### Problem description
Copy out every line of the data exactly.

───── Supplied records ─────

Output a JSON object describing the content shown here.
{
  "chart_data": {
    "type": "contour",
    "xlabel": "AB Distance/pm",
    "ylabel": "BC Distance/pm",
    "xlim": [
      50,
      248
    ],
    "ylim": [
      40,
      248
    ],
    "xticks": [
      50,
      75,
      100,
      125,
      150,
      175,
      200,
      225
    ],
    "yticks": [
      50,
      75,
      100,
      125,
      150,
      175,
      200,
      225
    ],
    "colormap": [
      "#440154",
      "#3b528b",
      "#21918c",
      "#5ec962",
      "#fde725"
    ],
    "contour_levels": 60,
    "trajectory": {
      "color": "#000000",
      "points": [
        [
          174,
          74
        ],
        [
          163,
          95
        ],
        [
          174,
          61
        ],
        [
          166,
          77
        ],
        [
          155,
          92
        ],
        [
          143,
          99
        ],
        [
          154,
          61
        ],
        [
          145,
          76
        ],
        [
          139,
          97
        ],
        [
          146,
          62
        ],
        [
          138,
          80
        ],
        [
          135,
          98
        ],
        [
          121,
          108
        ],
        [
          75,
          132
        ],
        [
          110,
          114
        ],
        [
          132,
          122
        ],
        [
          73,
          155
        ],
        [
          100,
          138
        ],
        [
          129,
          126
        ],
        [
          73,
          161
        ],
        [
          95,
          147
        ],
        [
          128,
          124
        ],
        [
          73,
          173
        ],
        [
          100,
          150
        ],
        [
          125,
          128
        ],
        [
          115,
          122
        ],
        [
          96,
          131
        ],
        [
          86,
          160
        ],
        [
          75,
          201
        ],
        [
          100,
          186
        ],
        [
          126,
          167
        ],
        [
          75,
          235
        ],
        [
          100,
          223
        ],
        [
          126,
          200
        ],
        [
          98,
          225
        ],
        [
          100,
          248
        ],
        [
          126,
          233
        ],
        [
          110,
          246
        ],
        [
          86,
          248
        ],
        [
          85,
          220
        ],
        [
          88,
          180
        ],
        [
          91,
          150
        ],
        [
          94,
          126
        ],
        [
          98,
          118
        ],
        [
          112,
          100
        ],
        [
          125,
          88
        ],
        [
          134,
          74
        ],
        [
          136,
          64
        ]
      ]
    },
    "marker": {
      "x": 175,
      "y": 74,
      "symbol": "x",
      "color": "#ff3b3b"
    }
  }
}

─────

### Expected answer
Output a JSON object describing the content shown here.
{
  "chart_data": {
    "type": "contour",
    "xlabel": "AB Distance/pm",
    "ylabel": "BC Distance/pm",
    "xlim": [
      50,
      248
    ],
    "ylim": [
      40,
      248
    ],
    "xticks": [
      50,
      75,
      100,
      125,
      150,
      175,
      200,
      225
    ],
    "yticks": [
      50,
      75,
      100,
      125,
      150,
      175,
      200,
      225
    ],
    "colormap": [
      "#440154",
      "#3b528b",
      "#21918c",
      "#5ec962",
      "#fde725"
    ],
    "contour_levels": 60,
    "trajectory": {
      "color": "#000000",
      "points": [
        [
          174,
          74
        ],
        [
          163,
          95
        ],
        [
          174,
          61
        ],
        [
          166,
          77
        ],
        [
          155,
          92
        ],
        [
          143,
          99
        ],
        [
          154,
          61
        ],
        [
          145,
          76
        ],
        [
          139,
          97
        ],
        [
          146,
          62
        ],
        [
          138,
          80
        ],
        [
          135,
          98
        ],
        [
          121,
          108
        ],
        [
          75,
          132
        ],
        [
          110,
          114
        ],
        [
          132,
          122
        ],
        [
          73,
          155
        ],
        [
          100,
          138
        ],
        [
          129,
          126
        ],
        [
          73,
          161
        ],
        [
          95,
          147
        ],
        [
          128,
          124
        ],
        [
          73,
          173
        ],
        [
          100,
          150
        ],
        [
          125,
          128
        ],
        [
          115,
          122
        ],
        [
          96,
          131
        ],
        [
          86,
          160
        ],
        [
          75,
          201
        ],
        [
          100,
          186
        ],
        [
          126,
          167
        ],
        [
          75,
          235
        ],
        [
          100,
          223
        ],
        [
          126,
          200
        ],
        [
          98,
          225
        ],
        [
          100,
          248
        ],
        [
          126,
          233
        ],
        [
          110,
          246
        ],
        [
          86,
          248
        ],
        [
          85,
          220
        ],
        [
          88,
          180
        ],
        [
          91,
          150
        ],
        [
          94,
          126
        ],
        [
          98,
          118
        ],
        [
          112,
          100
        ],
        [
          125,
          88
        ],
        [
          134,
          74
        ],
        [
          136,
          64
        ]
      ]
    },
    "marker": {
      "x": 175,
      "y": 74,
      "symbol": "x",
      "color": "#ff3b3b"
    }
  }
}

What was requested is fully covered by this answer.